- GOAL -
Copy out every line of the data below word for word, leaving out the pictures.

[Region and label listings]
-- begin --

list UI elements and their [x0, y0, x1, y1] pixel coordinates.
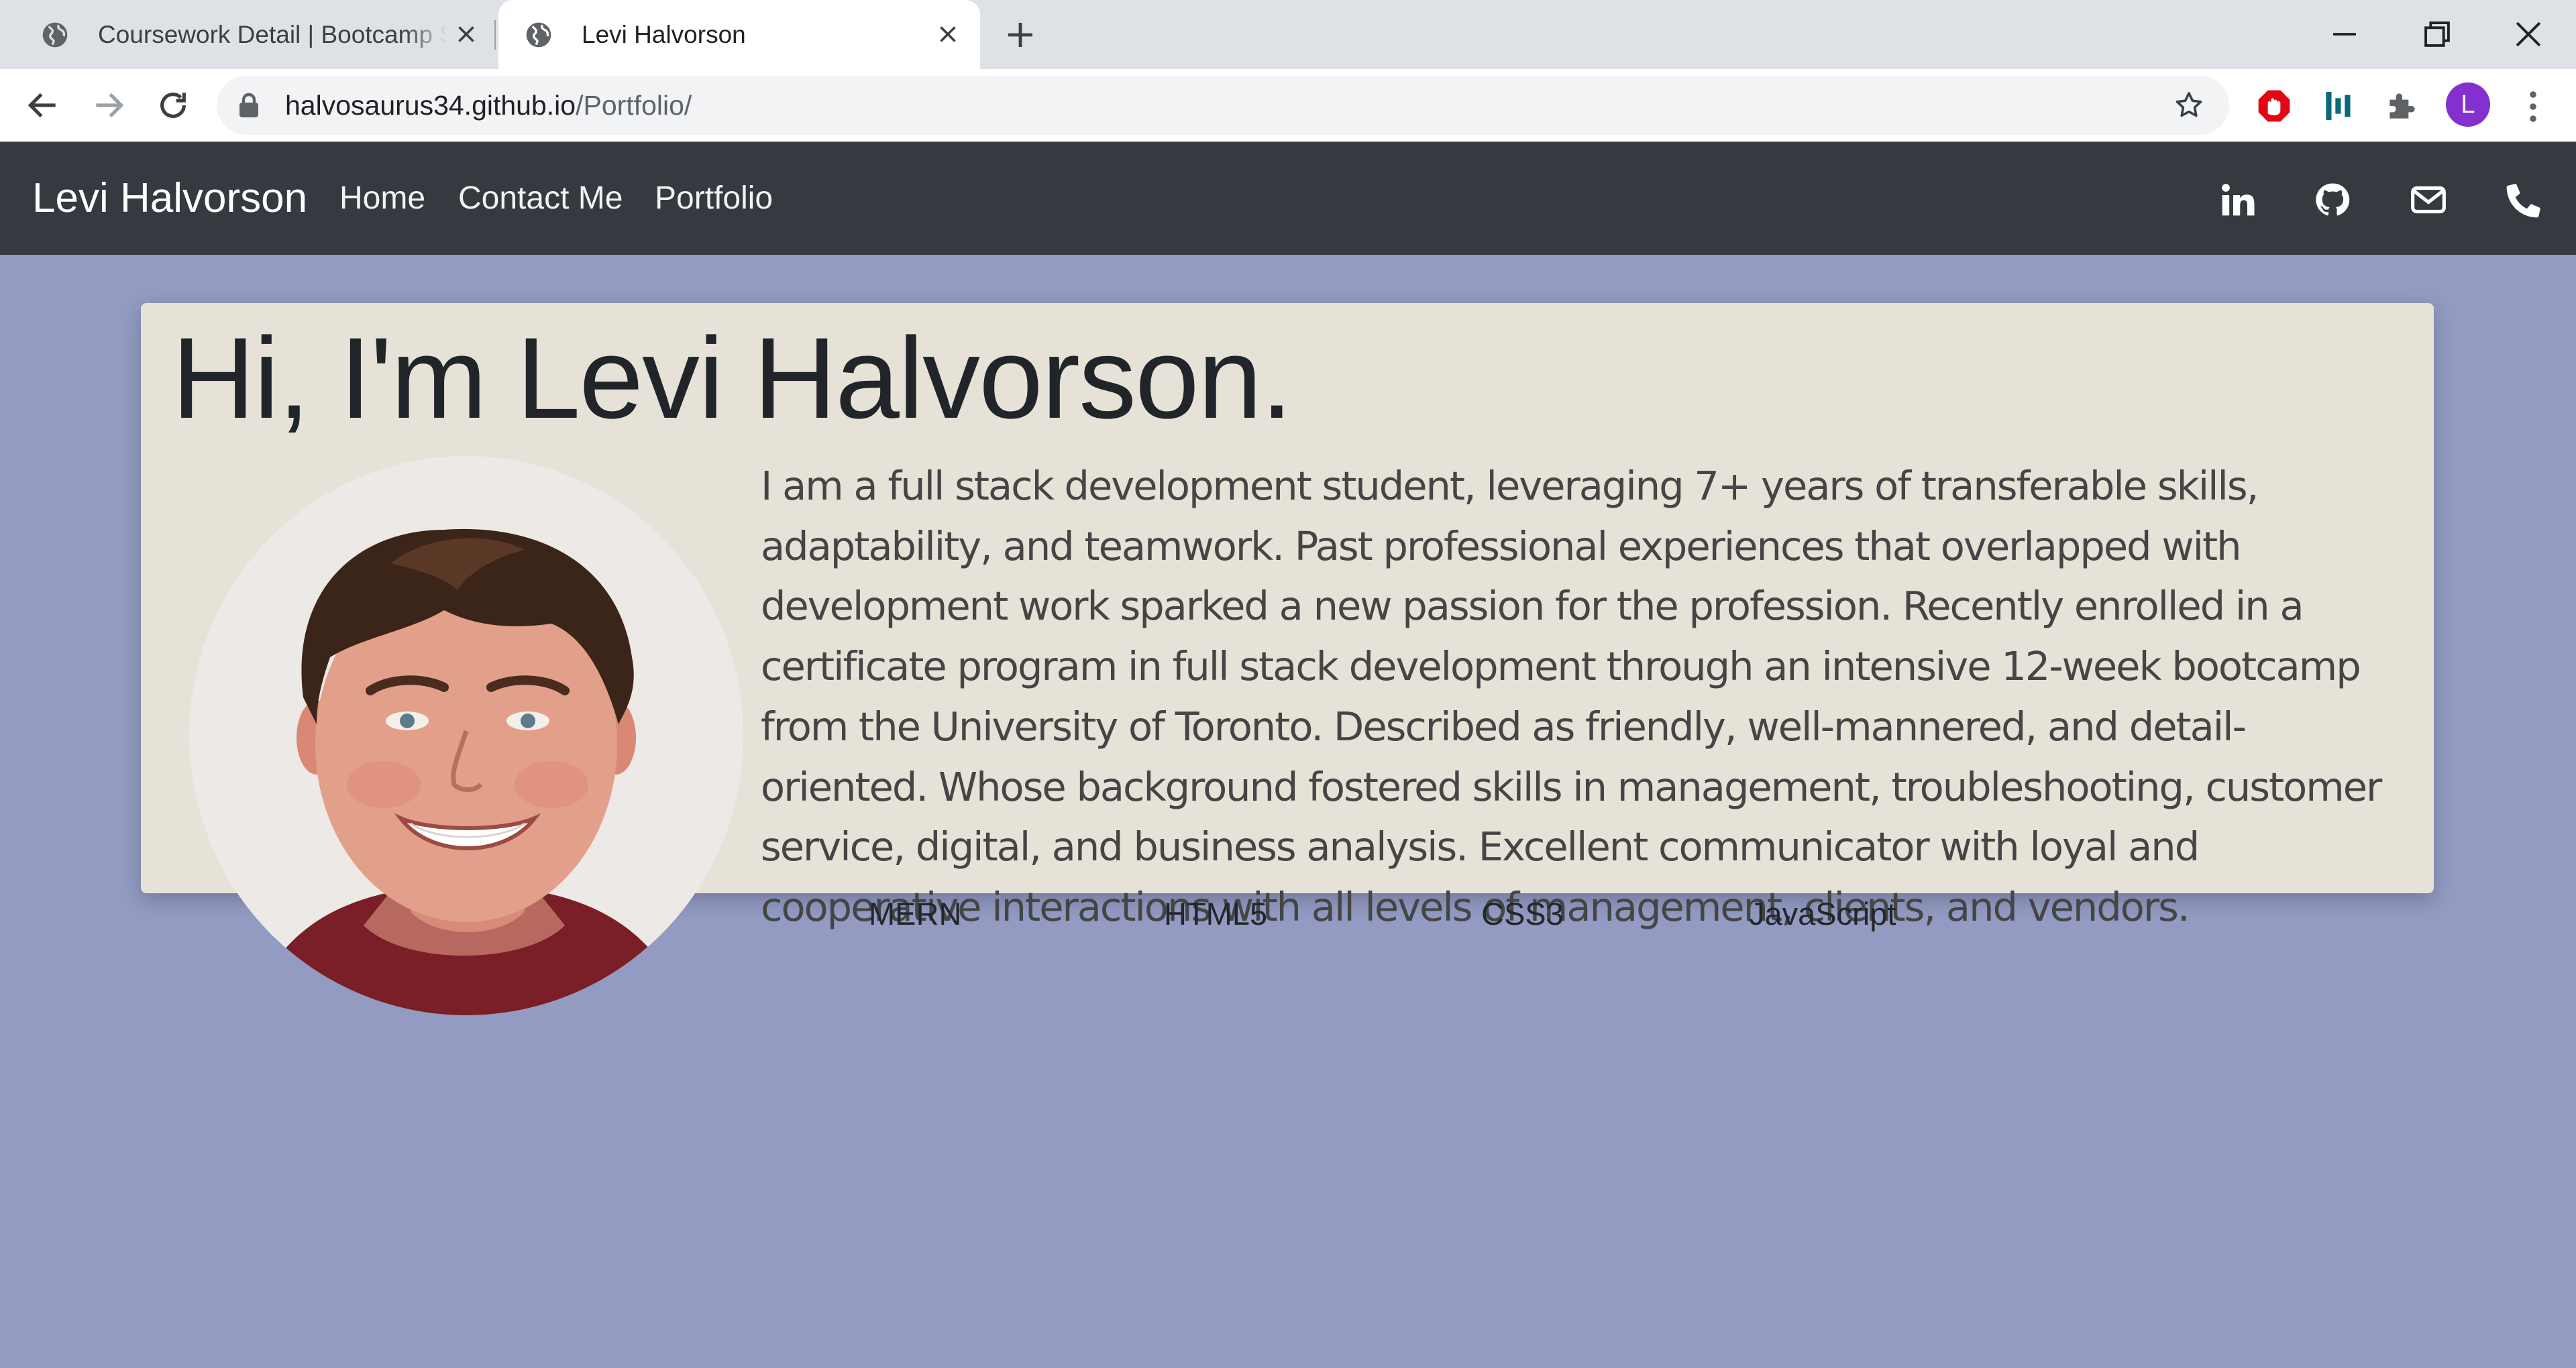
nav-link-portfolio[interactable]: Portfolio — [655, 142, 773, 255]
lock-icon[interactable] — [237, 92, 261, 119]
address-bar[interactable]: halvosaurus34.github.io/Portfolio/ — [217, 76, 2229, 135]
back-arrow-icon[interactable] — [24, 87, 62, 124]
profile-photo — [189, 456, 743, 1015]
bio-paragraph: I am a full stack development student, l… — [761, 463, 2382, 930]
url-path: /Portfolio/ — [576, 90, 692, 121]
profile-avatar[interactable]: L — [2446, 82, 2490, 127]
extensions-puzzle-icon[interactable] — [2383, 87, 2421, 125]
tab-title: Levi Halvorson — [582, 20, 746, 48]
site-navbar: Levi Halvorson Home Contact Me Portfolio — [0, 142, 2576, 255]
linkedin-icon[interactable] — [2219, 181, 2257, 219]
skill-javascript: JavaScript — [1749, 896, 1896, 931]
bar-chart-extension-icon[interactable] — [2320, 87, 2357, 125]
envelope-icon[interactable] — [2410, 181, 2447, 219]
nav-link-contact-me[interactable]: Contact Me — [458, 142, 623, 255]
tab-title: Coursework Detail | Bootcamp Spot — [98, 20, 447, 48]
browser-tab-coursework[interactable]: Coursework Detail | Bootcamp Spot — [0, 0, 493, 69]
skill-mern: MERN — [869, 896, 962, 931]
restore-icon[interactable] — [2418, 15, 2457, 54]
navbar-brand[interactable]: Levi Halvorson — [32, 142, 307, 255]
profile-photo-illustration — [189, 456, 743, 1015]
new-tab-icon[interactable] — [1004, 19, 1036, 51]
minimize-icon[interactable] — [2325, 15, 2364, 54]
browser-toolbar: halvosaurus34.github.io/Portfolio/ L — [0, 69, 2576, 141]
globe-icon — [526, 22, 551, 47]
phone-icon[interactable] — [2506, 181, 2543, 219]
skill-css3: CSS3 — [1481, 896, 1564, 931]
window-close-icon[interactable] — [2509, 15, 2548, 54]
hero-title: Hi, I'm Levi Halvorson. — [172, 314, 1293, 443]
more-menu-icon[interactable] — [2517, 88, 2549, 125]
url-host: halvosaurus34.github.io — [285, 90, 576, 121]
globe-icon — [42, 22, 68, 47]
github-icon[interactable] — [2314, 181, 2351, 219]
bookmark-star-icon[interactable] — [2173, 89, 2205, 121]
tab-separator — [494, 20, 496, 50]
skill-html5: HTML5 — [1164, 896, 1268, 931]
url-text[interactable]: halvosaurus34.github.io/Portfolio/ — [285, 76, 692, 135]
browser-tab-levi-halvorson[interactable]: Levi Halvorson — [498, 0, 980, 69]
nav-link-home[interactable]: Home — [339, 142, 425, 255]
forward-arrow-icon[interactable] — [90, 87, 127, 124]
adblock-extension-icon[interactable] — [2255, 87, 2293, 125]
close-tab-icon[interactable] — [454, 22, 478, 46]
browser-tab-strip: Coursework Detail | Bootcamp Spot Levi H… — [0, 0, 2576, 69]
close-tab-icon[interactable] — [936, 22, 960, 46]
reload-icon[interactable] — [154, 87, 192, 124]
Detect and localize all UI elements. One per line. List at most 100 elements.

-- end --

- WRITTEN ANSWER -
list UI elements and their [x0, y0, x1, y1] pixel coordinates.
nav-link-portfolio[interactable]: Portfolio — [655, 142, 773, 255]
lock-icon[interactable] — [237, 92, 261, 119]
address-bar[interactable]: halvosaurus34.github.io/Portfolio/ — [217, 76, 2229, 135]
back-arrow-icon[interactable] — [24, 87, 62, 124]
profile-photo — [189, 456, 743, 1015]
bio-paragraph: I am a full stack development student, l… — [761, 463, 2382, 930]
url-path: /Portfolio/ — [576, 90, 692, 121]
profile-avatar[interactable]: L — [2446, 82, 2490, 127]
extensions-puzzle-icon[interactable] — [2383, 87, 2421, 125]
tab-title: Levi Halvorson — [582, 20, 746, 48]
site-navbar: Levi Halvorson Home Contact Me Portfolio — [0, 142, 2576, 255]
linkedin-icon[interactable] — [2219, 181, 2257, 219]
skill-javascript: JavaScript — [1749, 896, 1896, 931]
bar-chart-extension-icon[interactable] — [2320, 87, 2357, 125]
envelope-icon[interactable] — [2410, 181, 2447, 219]
nav-link-contact-me[interactable]: Contact Me — [458, 142, 623, 255]
tab-title: Coursework Detail | Bootcamp Spot — [98, 20, 447, 48]
browser-tab-coursework[interactable]: Coursework Detail | Bootcamp Spot — [0, 0, 493, 69]
skill-mern: MERN — [869, 896, 962, 931]
restore-icon[interactable] — [2418, 15, 2457, 54]
navbar-brand[interactable]: Levi Halvorson — [32, 142, 307, 255]
profile-photo-illustration — [189, 456, 743, 1015]
new-tab-icon[interactable] — [1004, 19, 1036, 51]
minimize-icon[interactable] — [2325, 15, 2364, 54]
browser-toolbar: halvosaurus34.github.io/Portfolio/ L — [0, 69, 2576, 141]
globe-icon — [526, 22, 551, 47]
phone-icon[interactable] — [2506, 181, 2543, 219]
skill-css3: CSS3 — [1481, 896, 1564, 931]
window-close-icon[interactable] — [2509, 15, 2548, 54]
hero-title: Hi, I'm Levi Halvorson. — [172, 314, 1293, 443]
more-menu-icon[interactable] — [2517, 88, 2549, 125]
url-host: halvosaurus34.github.io — [285, 90, 576, 121]
globe-icon — [42, 22, 68, 47]
github-icon[interactable] — [2314, 181, 2351, 219]
bookmark-star-icon[interactable] — [2173, 89, 2205, 121]
tab-separator — [494, 20, 496, 50]
skill-html5: HTML5 — [1164, 896, 1268, 931]
url-text[interactable]: halvosaurus34.github.io/Portfolio/ — [285, 76, 692, 135]
browser-tab-levi-halvorson[interactable]: Levi Halvorson — [498, 0, 980, 69]
nav-link-home[interactable]: Home — [339, 142, 425, 255]
forward-arrow-icon[interactable] — [90, 87, 127, 124]
adblock-extension-icon[interactable] — [2255, 87, 2293, 125]
close-tab-icon[interactable] — [454, 22, 478, 46]
browser-tab-strip: Coursework Detail | Bootcamp Spot Levi H… — [0, 0, 2576, 69]
close-tab-icon[interactable] — [936, 22, 960, 46]
reload-icon[interactable] — [154, 87, 192, 124]
Detect and localize all UI elements. One per line. List at most 100 elements.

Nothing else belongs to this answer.